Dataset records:

## Start

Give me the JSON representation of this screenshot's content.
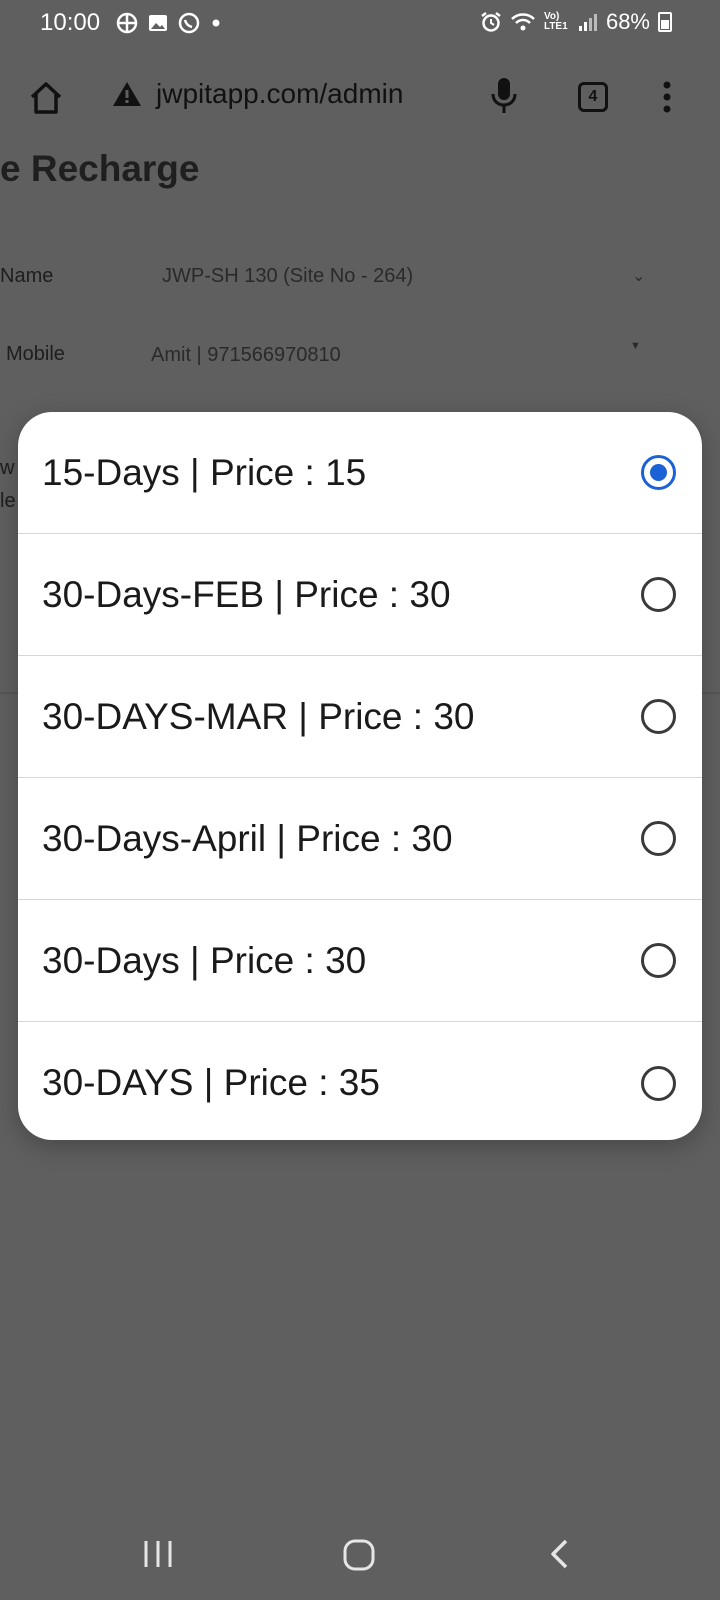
{
  "status_bar": {
    "time": "10:00",
    "battery": "68%",
    "notification_icons": [
      "fan-icon",
      "gallery-icon",
      "whatsapp-icon",
      "dot-icon"
    ],
    "system_icons": [
      "alarm-icon",
      "wifi-icon",
      "volte-icon",
      "signal-icon",
      "battery-icon"
    ],
    "volte_label": "Vo) LTE1"
  },
  "browser": {
    "url": "jwpitapp.com/admin",
    "tab_count": "4"
  },
  "page": {
    "title": "e Recharge",
    "fields": [
      {
        "label": "Name",
        "value": "JWP-SH 130 (Site No - 264)"
      },
      {
        "label": "Mobile",
        "value": "Amit | 971566970810"
      }
    ],
    "partial_labels": [
      "w",
      "le"
    ]
  },
  "dialog": {
    "selected_index": 0,
    "options": [
      {
        "label": "15-Days | Price : 15",
        "selected": true
      },
      {
        "label": "30-Days-FEB | Price : 30",
        "selected": false
      },
      {
        "label": "30-DAYS-MAR | Price : 30",
        "selected": false
      },
      {
        "label": "30-Days-April | Price : 30",
        "selected": false
      },
      {
        "label": "30-Days | Price : 30",
        "selected": false
      },
      {
        "label": "30-DAYS | Price : 35",
        "selected": false
      }
    ]
  },
  "colors": {
    "scrim": "#5f5f5f",
    "accent": "#1a62d6",
    "dialog_bg": "#ffffff"
  }
}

## End

TASK:
Transcribe all the data word for word; the images stay out.

TASK RESPONSE:
Give me the JSON representation of this screenshot's content.
{
  "status_bar": {
    "time": "10:00",
    "battery": "68%",
    "notification_icons": [
      "fan-icon",
      "gallery-icon",
      "whatsapp-icon",
      "dot-icon"
    ],
    "system_icons": [
      "alarm-icon",
      "wifi-icon",
      "volte-icon",
      "signal-icon",
      "battery-icon"
    ],
    "volte_label": "Vo) LTE1"
  },
  "browser": {
    "url": "jwpitapp.com/admin",
    "tab_count": "4"
  },
  "page": {
    "title": "e Recharge",
    "fields": [
      {
        "label": "Name",
        "value": "JWP-SH 130 (Site No - 264)"
      },
      {
        "label": "Mobile",
        "value": "Amit | 971566970810"
      }
    ],
    "partial_labels": [
      "w",
      "le"
    ]
  },
  "dialog": {
    "selected_index": 0,
    "options": [
      {
        "label": "15-Days | Price : 15",
        "selected": true
      },
      {
        "label": "30-Days-FEB | Price : 30",
        "selected": false
      },
      {
        "label": "30-DAYS-MAR | Price : 30",
        "selected": false
      },
      {
        "label": "30-Days-April | Price : 30",
        "selected": false
      },
      {
        "label": "30-Days | Price : 30",
        "selected": false
      },
      {
        "label": "30-DAYS | Price : 35",
        "selected": false
      }
    ]
  },
  "colors": {
    "scrim": "#5f5f5f",
    "accent": "#1a62d6",
    "dialog_bg": "#ffffff"
  }
}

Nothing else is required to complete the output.